The request:
Copy these lines word for word, starting with the first line of the records and ending with the line that contains "code-token: print(name) xyxy=(273,215,346,228)". Include both of those lines.

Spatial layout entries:
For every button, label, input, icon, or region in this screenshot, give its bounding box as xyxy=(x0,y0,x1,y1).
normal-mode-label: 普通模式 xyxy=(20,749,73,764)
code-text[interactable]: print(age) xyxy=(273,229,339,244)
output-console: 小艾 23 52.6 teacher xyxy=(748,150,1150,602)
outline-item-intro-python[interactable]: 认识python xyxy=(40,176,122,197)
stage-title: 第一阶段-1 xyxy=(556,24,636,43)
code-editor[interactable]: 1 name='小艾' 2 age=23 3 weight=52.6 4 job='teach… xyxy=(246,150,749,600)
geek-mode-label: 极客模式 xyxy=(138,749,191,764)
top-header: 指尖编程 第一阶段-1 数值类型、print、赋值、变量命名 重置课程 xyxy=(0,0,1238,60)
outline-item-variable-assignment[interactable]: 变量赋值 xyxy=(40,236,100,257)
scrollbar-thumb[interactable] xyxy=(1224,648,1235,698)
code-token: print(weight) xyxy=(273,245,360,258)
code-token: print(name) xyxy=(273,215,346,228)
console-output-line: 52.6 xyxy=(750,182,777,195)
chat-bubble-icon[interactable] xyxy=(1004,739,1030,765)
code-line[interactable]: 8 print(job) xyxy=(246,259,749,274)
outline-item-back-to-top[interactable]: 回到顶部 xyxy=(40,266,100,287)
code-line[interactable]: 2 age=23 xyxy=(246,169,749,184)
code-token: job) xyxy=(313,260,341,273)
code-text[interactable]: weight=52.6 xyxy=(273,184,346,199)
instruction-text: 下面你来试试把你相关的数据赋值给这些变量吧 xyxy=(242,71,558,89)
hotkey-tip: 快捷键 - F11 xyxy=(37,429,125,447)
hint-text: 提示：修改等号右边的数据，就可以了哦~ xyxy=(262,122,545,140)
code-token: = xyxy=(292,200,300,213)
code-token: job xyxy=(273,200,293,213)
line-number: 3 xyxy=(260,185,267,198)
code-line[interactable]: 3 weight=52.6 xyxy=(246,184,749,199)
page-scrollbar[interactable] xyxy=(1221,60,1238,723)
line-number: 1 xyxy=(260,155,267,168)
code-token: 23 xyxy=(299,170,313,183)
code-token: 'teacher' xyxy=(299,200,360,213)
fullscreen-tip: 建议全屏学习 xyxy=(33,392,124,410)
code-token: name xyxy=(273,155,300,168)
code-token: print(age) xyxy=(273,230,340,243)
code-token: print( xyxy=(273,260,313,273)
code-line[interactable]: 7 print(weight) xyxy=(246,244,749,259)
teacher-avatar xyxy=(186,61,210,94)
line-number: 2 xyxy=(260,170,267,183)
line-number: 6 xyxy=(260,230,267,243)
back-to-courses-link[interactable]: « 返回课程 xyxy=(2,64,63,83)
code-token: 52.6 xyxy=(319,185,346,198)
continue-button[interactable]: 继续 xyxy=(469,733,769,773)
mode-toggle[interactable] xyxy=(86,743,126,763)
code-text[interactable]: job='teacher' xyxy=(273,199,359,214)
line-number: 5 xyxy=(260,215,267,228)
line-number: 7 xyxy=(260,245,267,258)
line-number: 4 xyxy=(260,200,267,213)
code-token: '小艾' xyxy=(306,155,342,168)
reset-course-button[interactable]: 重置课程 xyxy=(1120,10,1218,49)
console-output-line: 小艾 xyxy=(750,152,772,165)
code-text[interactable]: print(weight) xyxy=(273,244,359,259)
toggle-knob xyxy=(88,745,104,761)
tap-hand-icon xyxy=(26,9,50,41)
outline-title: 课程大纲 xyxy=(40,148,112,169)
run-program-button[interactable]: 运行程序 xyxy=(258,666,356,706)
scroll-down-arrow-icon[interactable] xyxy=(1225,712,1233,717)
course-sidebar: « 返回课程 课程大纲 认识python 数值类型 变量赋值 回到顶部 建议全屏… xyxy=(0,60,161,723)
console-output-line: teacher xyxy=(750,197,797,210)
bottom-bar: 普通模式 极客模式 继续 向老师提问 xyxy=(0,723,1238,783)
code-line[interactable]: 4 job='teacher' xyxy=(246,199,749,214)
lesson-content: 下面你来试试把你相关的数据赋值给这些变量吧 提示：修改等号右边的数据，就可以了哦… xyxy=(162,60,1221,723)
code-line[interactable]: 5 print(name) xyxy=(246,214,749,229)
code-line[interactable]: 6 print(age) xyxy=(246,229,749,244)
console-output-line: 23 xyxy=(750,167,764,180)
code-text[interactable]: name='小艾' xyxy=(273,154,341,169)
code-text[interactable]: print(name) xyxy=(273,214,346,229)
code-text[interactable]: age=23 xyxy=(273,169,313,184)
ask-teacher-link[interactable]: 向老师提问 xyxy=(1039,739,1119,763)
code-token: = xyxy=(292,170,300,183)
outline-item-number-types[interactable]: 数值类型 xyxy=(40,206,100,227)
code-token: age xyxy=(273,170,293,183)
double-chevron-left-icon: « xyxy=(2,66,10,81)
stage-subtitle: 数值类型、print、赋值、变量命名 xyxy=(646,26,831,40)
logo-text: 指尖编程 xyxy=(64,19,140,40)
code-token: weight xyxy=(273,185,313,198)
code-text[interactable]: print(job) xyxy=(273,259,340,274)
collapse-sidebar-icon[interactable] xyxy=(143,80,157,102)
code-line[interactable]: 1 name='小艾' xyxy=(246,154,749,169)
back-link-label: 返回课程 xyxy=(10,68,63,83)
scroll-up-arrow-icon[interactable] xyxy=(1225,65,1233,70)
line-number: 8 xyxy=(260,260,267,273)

Result of this task:
For every button, label, input, icon, or region in this screenshot, give its bounding box as xyxy=(x0,y0,x1,y1).
normal-mode-label: 普通模式 xyxy=(20,749,73,764)
code-text[interactable]: print(age) xyxy=(273,229,339,244)
output-console: 小艾 23 52.6 teacher xyxy=(748,150,1150,602)
outline-item-intro-python[interactable]: 认识python xyxy=(40,176,122,197)
stage-title: 第一阶段-1 xyxy=(556,24,636,43)
code-editor[interactable]: 1 name='小艾' 2 age=23 3 weight=52.6 4 job='teach… xyxy=(246,150,749,600)
geek-mode-label: 极客模式 xyxy=(138,749,191,764)
top-header: 指尖编程 第一阶段-1 数值类型、print、赋值、变量命名 重置课程 xyxy=(0,0,1238,60)
outline-item-variable-assignment[interactable]: 变量赋值 xyxy=(40,236,100,257)
scrollbar-thumb[interactable] xyxy=(1224,648,1235,698)
code-token: print(weight) xyxy=(273,245,360,258)
code-token: print(name) xyxy=(273,215,346,228)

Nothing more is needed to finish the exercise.